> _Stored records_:
◇ ◇ ◇ ◇

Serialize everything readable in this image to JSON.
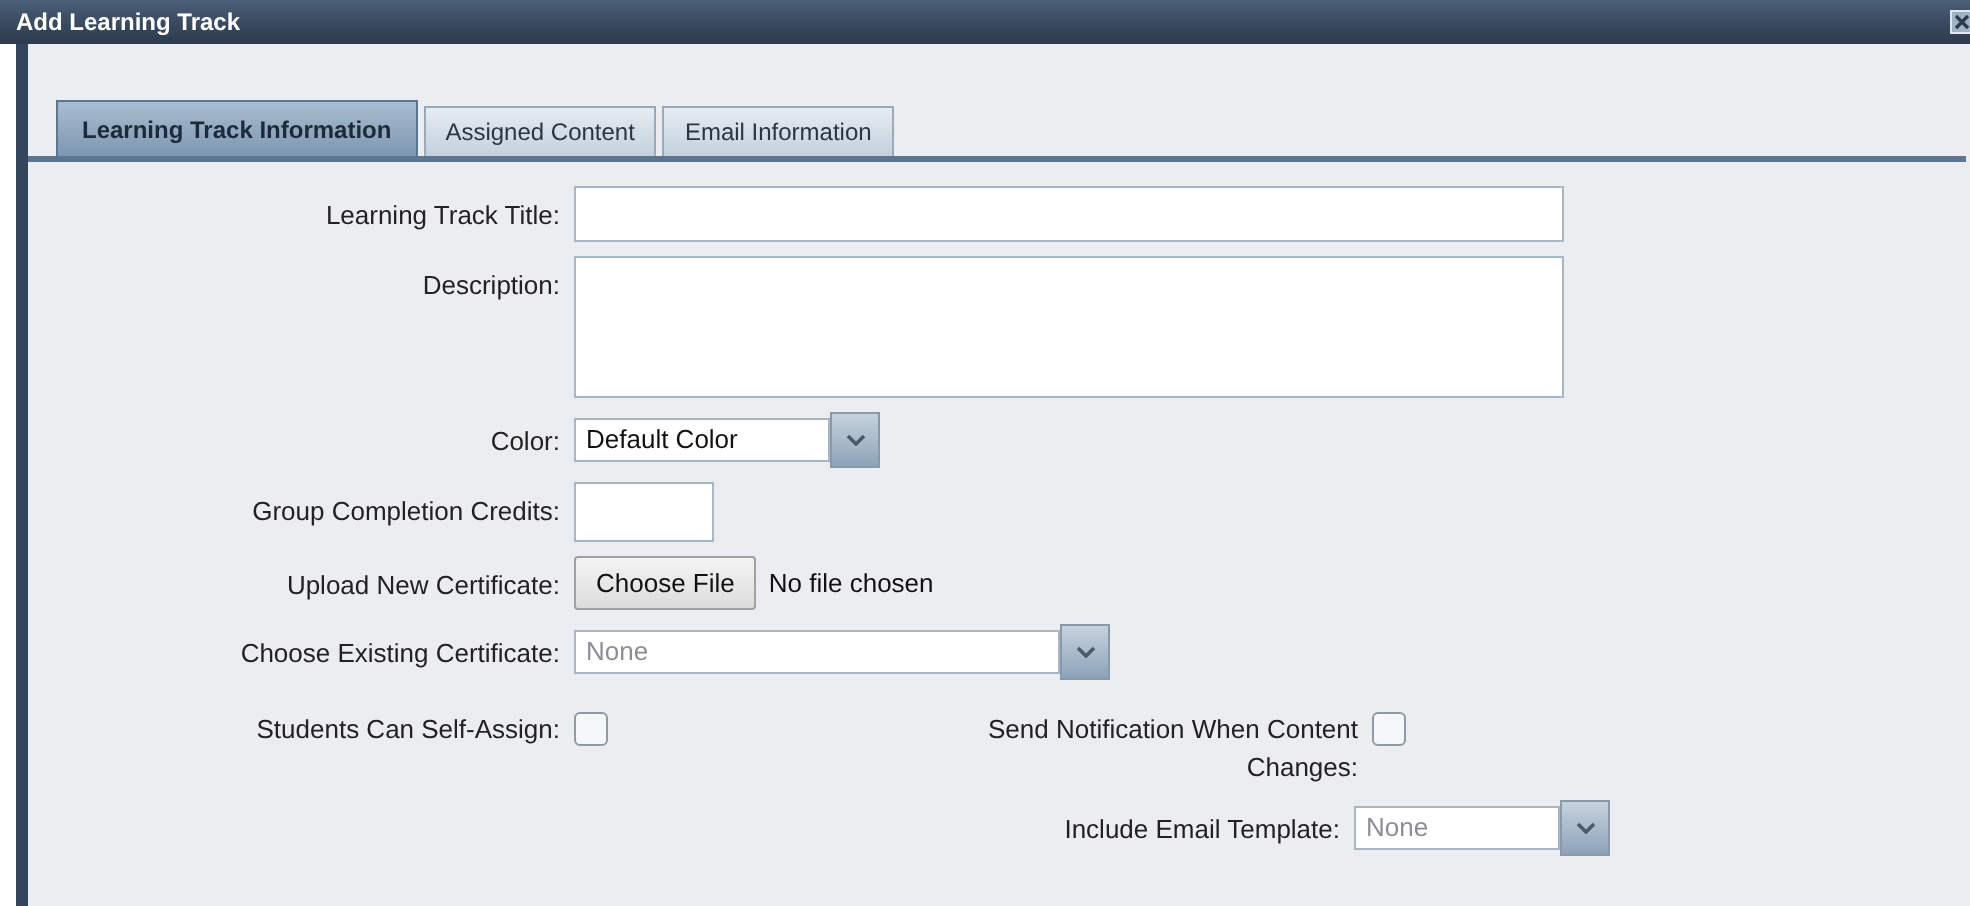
{
  "window": {
    "title": "Add Learning Track"
  },
  "tabs": [
    {
      "label": "Learning Track Information",
      "selected": true
    },
    {
      "label": "Assigned Content",
      "selected": false
    },
    {
      "label": "Email Information",
      "selected": false
    }
  ],
  "fields": [
    {
      "kind": "text",
      "label": "Learning Track Title:"
    },
    {
      "kind": "textarea",
      "label": "Description:"
    },
    {
      "kind": "select",
      "label": "Color:",
      "value": "Default Color",
      "disabled": false
    },
    {
      "kind": "short",
      "label": "Group Completion Credits:"
    },
    {
      "kind": "file",
      "label": "Upload New Certificate:",
      "button": "Choose File",
      "status": "No file chosen"
    },
    {
      "kind": "wideselect",
      "label": "Choose Existing Certificate:",
      "value": "None",
      "disabled": true
    }
  ],
  "options": [
    {
      "label": "Students Can Self-Assign:",
      "checked": false
    },
    {
      "label": "Send Notification When Content Changes:",
      "checked": false
    }
  ],
  "email_template": {
    "label": "Include Email Template:",
    "value": "None",
    "disabled": true
  }
}
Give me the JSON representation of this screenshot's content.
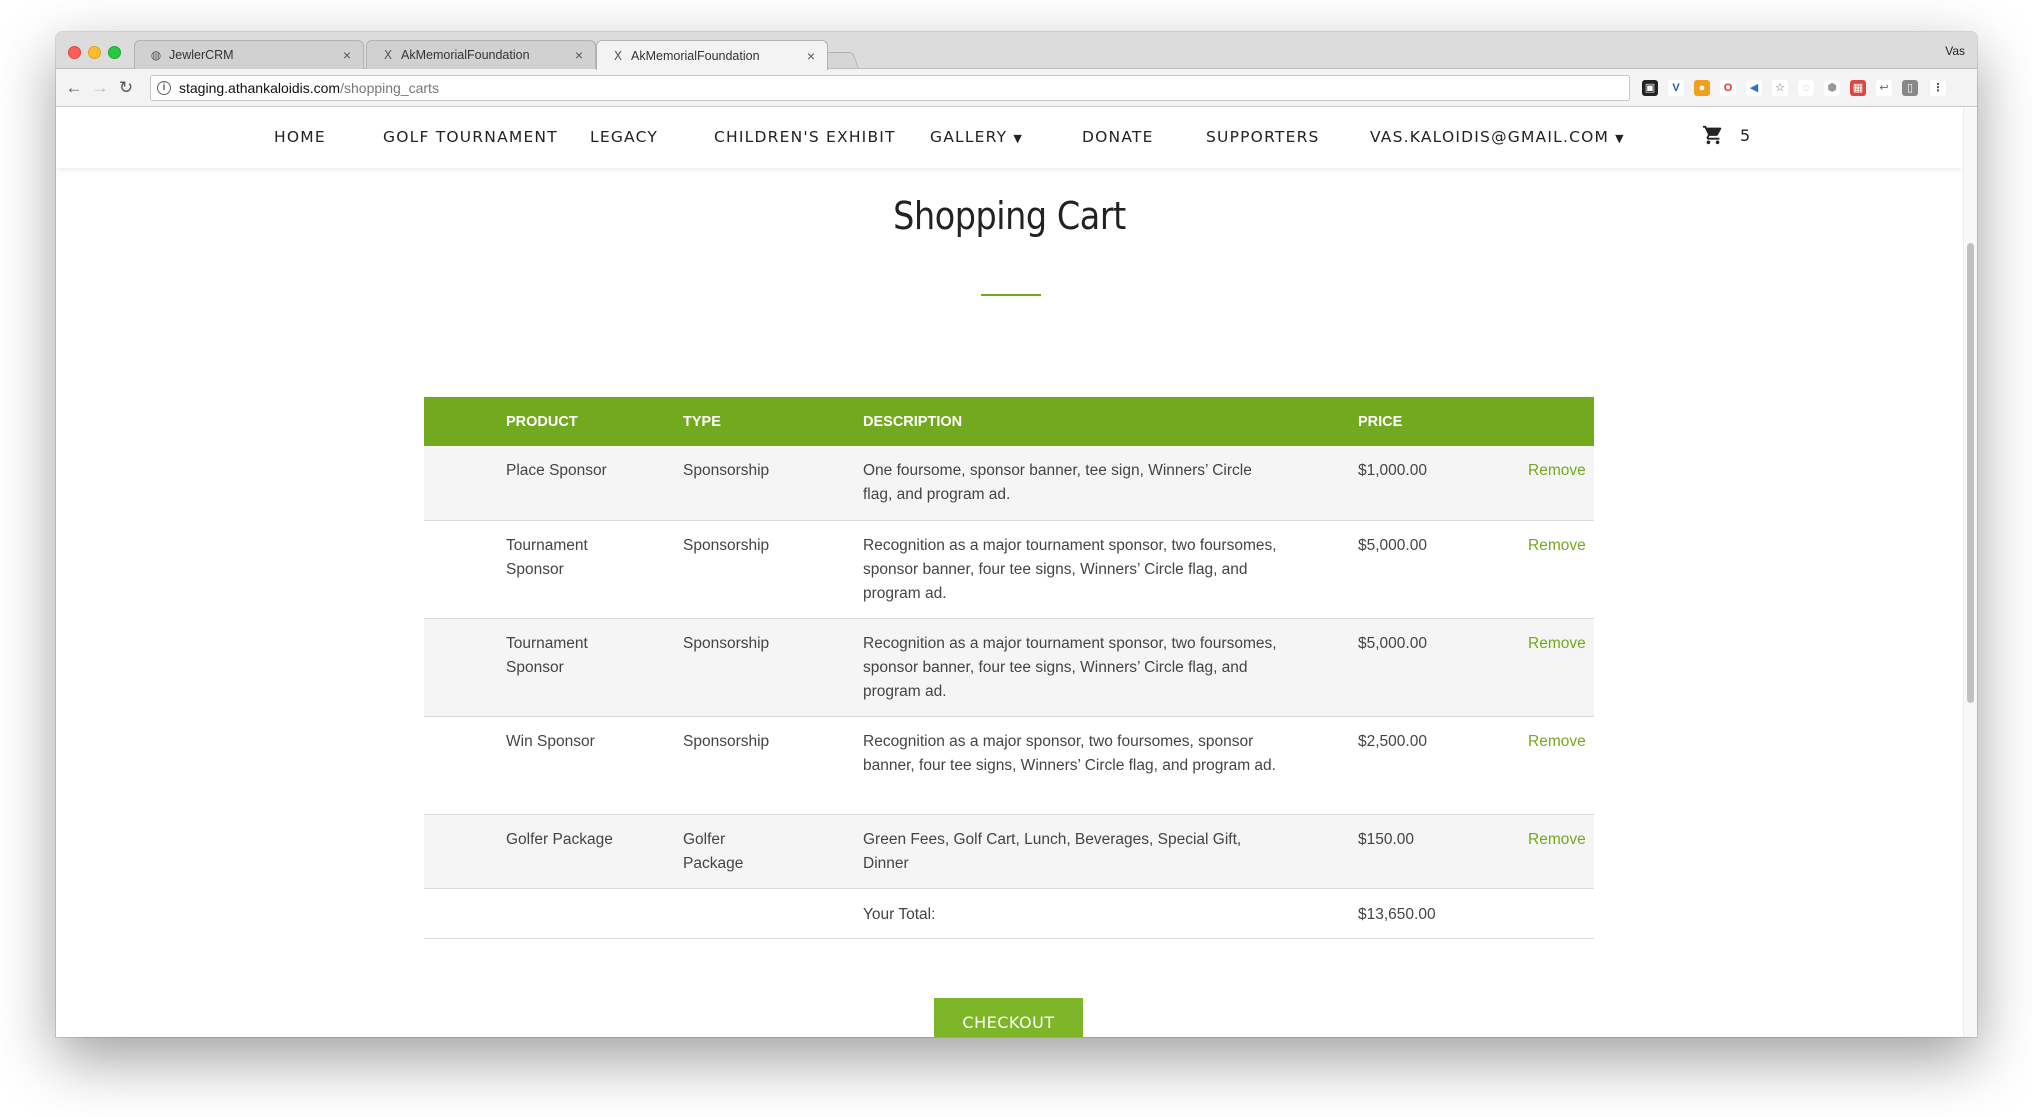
{
  "browser": {
    "tabs": [
      {
        "title": "JewlerCRM",
        "icon": "globe-icon",
        "active": false
      },
      {
        "title": "AkMemorialFoundation",
        "icon": "golf-clubs-icon",
        "active": false
      },
      {
        "title": "AkMemorialFoundation",
        "icon": "golf-clubs-icon",
        "active": true
      }
    ],
    "close_glyph": "×",
    "profile_name": "Vas",
    "url_host": "staging.athankaloidis.com",
    "url_path": "/shopping_carts",
    "colors": {
      "tabstrip": "#dcdcdc",
      "toolbar": "#f3f3f3"
    }
  },
  "site_nav": {
    "items": [
      {
        "label": "HOME",
        "has_dropdown": false
      },
      {
        "label": "GOLF TOURNAMENT",
        "has_dropdown": false
      },
      {
        "label": "LEGACY",
        "has_dropdown": false
      },
      {
        "label": "CHILDREN'S EXHIBIT",
        "has_dropdown": false
      },
      {
        "label": "GALLERY",
        "has_dropdown": true
      },
      {
        "label": "DONATE",
        "has_dropdown": false
      },
      {
        "label": "SUPPORTERS",
        "has_dropdown": false
      },
      {
        "label": "VAS.KALOIDIS@GMAIL.COM",
        "has_dropdown": true
      }
    ],
    "cart_icon": "shopping-cart-icon",
    "cart_count": "5"
  },
  "page": {
    "title": "Shopping Cart",
    "accent_color": "#72a91f"
  },
  "cart_table": {
    "headers": {
      "product": "PRODUCT",
      "type": "TYPE",
      "description": "DESCRIPTION",
      "price": "PRICE"
    },
    "rows": [
      {
        "product": "Place Sponsor",
        "type": "Sponsorship",
        "description": "One foursome, sponsor banner, tee sign, Winners’ Circle flag, and program ad.",
        "price": "$1,000.00",
        "action": "Remove"
      },
      {
        "product": "Tournament Sponsor",
        "type": "Sponsorship",
        "description": "Recognition as a major tournament sponsor, two foursomes, sponsor banner, four tee signs, Winners’ Circle flag, and program ad.",
        "price": "$5,000.00",
        "action": "Remove"
      },
      {
        "product": "Tournament Sponsor",
        "type": "Sponsorship",
        "description": "Recognition as a major tournament sponsor, two foursomes, sponsor banner, four tee signs, Winners’ Circle flag, and program ad.",
        "price": "$5,000.00",
        "action": "Remove"
      },
      {
        "product": "Win Sponsor",
        "type": "Sponsorship",
        "description": "Recognition as a major sponsor, two foursomes, sponsor banner, four tee signs, Winners’ Circle flag, and program ad.",
        "price": "$2,500.00",
        "action": "Remove"
      },
      {
        "product": "Golfer Package",
        "type": "Golfer Package",
        "description": "Green Fees, Golf Cart, Lunch, Beverages, Special Gift, Dinner",
        "price": "$150.00",
        "action": "Remove"
      }
    ],
    "total_label": "Your Total:",
    "total_value": "$13,650.00"
  },
  "checkout_label": "CHECKOUT"
}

◇ ◇ ◇ ◇

Copy the material above in full and exactly, skipping pictures.

> _RESPONSE TO THIS TASK_:
Serialize everything readable in this image to JSON.
{
  "window": {
    "title": "Add Learning Track"
  },
  "tabs": [
    {
      "label": "Learning Track Information",
      "selected": true
    },
    {
      "label": "Assigned Content",
      "selected": false
    },
    {
      "label": "Email Information",
      "selected": false
    }
  ],
  "fields": [
    {
      "kind": "text",
      "label": "Learning Track Title:"
    },
    {
      "kind": "textarea",
      "label": "Description:"
    },
    {
      "kind": "select",
      "label": "Color:",
      "value": "Default Color",
      "disabled": false
    },
    {
      "kind": "short",
      "label": "Group Completion Credits:"
    },
    {
      "kind": "file",
      "label": "Upload New Certificate:",
      "button": "Choose File",
      "status": "No file chosen"
    },
    {
      "kind": "wideselect",
      "label": "Choose Existing Certificate:",
      "value": "None",
      "disabled": true
    }
  ],
  "options": [
    {
      "label": "Students Can Self-Assign:",
      "checked": false
    },
    {
      "label": "Send Notification When Content Changes:",
      "checked": false
    }
  ],
  "email_template": {
    "label": "Include Email Template:",
    "value": "None",
    "disabled": true
  }
}
Give me the JSON representation of this screenshot's content.
{
  "browser": {
    "tabs": [
      {
        "title": "JewlerCRM",
        "icon": "globe-icon",
        "active": false
      },
      {
        "title": "AkMemorialFoundation",
        "icon": "golf-clubs-icon",
        "active": false
      },
      {
        "title": "AkMemorialFoundation",
        "icon": "golf-clubs-icon",
        "active": true
      }
    ],
    "close_glyph": "×",
    "profile_name": "Vas",
    "url_host": "staging.athankaloidis.com",
    "url_path": "/shopping_carts",
    "colors": {
      "tabstrip": "#dcdcdc",
      "toolbar": "#f3f3f3"
    }
  },
  "site_nav": {
    "items": [
      {
        "label": "HOME",
        "has_dropdown": false
      },
      {
        "label": "GOLF TOURNAMENT",
        "has_dropdown": false
      },
      {
        "label": "LEGACY",
        "has_dropdown": false
      },
      {
        "label": "CHILDREN'S EXHIBIT",
        "has_dropdown": false
      },
      {
        "label": "GALLERY",
        "has_dropdown": true
      },
      {
        "label": "DONATE",
        "has_dropdown": false
      },
      {
        "label": "SUPPORTERS",
        "has_dropdown": false
      },
      {
        "label": "VAS.KALOIDIS@GMAIL.COM",
        "has_dropdown": true
      }
    ],
    "cart_icon": "shopping-cart-icon",
    "cart_count": "5"
  },
  "page": {
    "title": "Shopping Cart",
    "accent_color": "#72a91f"
  },
  "cart_table": {
    "headers": {
      "product": "PRODUCT",
      "type": "TYPE",
      "description": "DESCRIPTION",
      "price": "PRICE"
    },
    "rows": [
      {
        "product": "Place Sponsor",
        "type": "Sponsorship",
        "description": "One foursome, sponsor banner, tee sign, Winners’ Circle flag, and program ad.",
        "price": "$1,000.00",
        "action": "Remove"
      },
      {
        "product": "Tournament Sponsor",
        "type": "Sponsorship",
        "description": "Recognition as a major tournament sponsor, two foursomes, sponsor banner, four tee signs, Winners’ Circle flag, and program ad.",
        "price": "$5,000.00",
        "action": "Remove"
      },
      {
        "product": "Tournament Sponsor",
        "type": "Sponsorship",
        "description": "Recognition as a major tournament sponsor, two foursomes, sponsor banner, four tee signs, Winners’ Circle flag, and program ad.",
        "price": "$5,000.00",
        "action": "Remove"
      },
      {
        "product": "Win Sponsor",
        "type": "Sponsorship",
        "description": "Recognition as a major sponsor, two foursomes, sponsor banner, four tee signs, Winners’ Circle flag, and program ad.",
        "price": "$2,500.00",
        "action": "Remove"
      },
      {
        "product": "Golfer Package",
        "type": "Golfer Package",
        "description": "Green Fees, Golf Cart, Lunch, Beverages, Special Gift, Dinner",
        "price": "$150.00",
        "action": "Remove"
      }
    ],
    "total_label": "Your Total:",
    "total_value": "$13,650.00"
  },
  "checkout_label": "CHECKOUT"
}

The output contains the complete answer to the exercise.